DO THIS: Look through the lines below and extract any with the word "Conversion".

STORED DATA:
>>>
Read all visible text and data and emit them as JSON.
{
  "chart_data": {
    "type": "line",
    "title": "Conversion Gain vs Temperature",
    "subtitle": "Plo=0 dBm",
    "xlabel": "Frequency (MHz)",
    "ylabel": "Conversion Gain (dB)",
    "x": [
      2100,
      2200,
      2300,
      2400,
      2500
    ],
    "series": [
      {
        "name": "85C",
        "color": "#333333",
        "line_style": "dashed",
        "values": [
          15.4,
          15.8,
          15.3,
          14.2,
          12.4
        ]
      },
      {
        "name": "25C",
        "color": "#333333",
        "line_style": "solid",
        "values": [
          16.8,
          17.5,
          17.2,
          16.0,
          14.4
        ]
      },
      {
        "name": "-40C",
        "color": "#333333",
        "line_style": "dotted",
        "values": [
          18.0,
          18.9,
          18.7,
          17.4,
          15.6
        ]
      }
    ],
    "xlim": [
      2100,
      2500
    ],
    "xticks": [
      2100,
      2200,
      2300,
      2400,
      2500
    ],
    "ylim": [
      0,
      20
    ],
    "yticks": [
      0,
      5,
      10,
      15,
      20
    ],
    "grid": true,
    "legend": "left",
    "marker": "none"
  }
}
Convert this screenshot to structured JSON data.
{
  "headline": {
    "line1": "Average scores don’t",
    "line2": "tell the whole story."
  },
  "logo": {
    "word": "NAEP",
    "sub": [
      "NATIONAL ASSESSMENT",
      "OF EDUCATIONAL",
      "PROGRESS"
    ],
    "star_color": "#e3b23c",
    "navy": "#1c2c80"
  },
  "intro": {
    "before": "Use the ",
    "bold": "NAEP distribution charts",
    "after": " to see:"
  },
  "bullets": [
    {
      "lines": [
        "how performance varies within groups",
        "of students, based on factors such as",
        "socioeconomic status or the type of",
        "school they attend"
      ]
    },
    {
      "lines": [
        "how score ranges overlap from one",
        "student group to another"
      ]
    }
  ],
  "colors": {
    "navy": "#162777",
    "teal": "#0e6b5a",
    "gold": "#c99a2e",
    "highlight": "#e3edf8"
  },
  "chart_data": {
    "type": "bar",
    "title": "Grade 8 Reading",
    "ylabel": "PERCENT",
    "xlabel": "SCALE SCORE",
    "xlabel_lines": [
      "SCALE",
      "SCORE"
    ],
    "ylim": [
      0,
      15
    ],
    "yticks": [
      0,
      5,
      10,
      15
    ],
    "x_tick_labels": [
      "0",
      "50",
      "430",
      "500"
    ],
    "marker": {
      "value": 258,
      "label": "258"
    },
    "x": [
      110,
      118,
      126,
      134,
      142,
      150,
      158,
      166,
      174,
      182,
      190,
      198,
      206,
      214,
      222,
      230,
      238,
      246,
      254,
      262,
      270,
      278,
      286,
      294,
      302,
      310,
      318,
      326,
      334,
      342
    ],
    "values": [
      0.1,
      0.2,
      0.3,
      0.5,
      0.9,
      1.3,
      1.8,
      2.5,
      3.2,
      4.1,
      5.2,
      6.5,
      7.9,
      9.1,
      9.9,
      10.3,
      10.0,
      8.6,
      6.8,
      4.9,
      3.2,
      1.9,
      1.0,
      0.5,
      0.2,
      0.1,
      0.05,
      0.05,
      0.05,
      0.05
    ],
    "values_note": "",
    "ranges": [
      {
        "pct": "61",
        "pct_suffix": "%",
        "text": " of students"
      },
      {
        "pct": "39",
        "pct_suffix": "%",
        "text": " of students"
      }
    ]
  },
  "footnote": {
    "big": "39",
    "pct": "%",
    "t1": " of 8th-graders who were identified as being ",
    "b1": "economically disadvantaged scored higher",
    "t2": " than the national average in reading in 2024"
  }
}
<<<
RESULT OF THE TASK:
    "title": "Conversion Gain vs Temperature",
    "ylabel": "Conversion Gain (dB)",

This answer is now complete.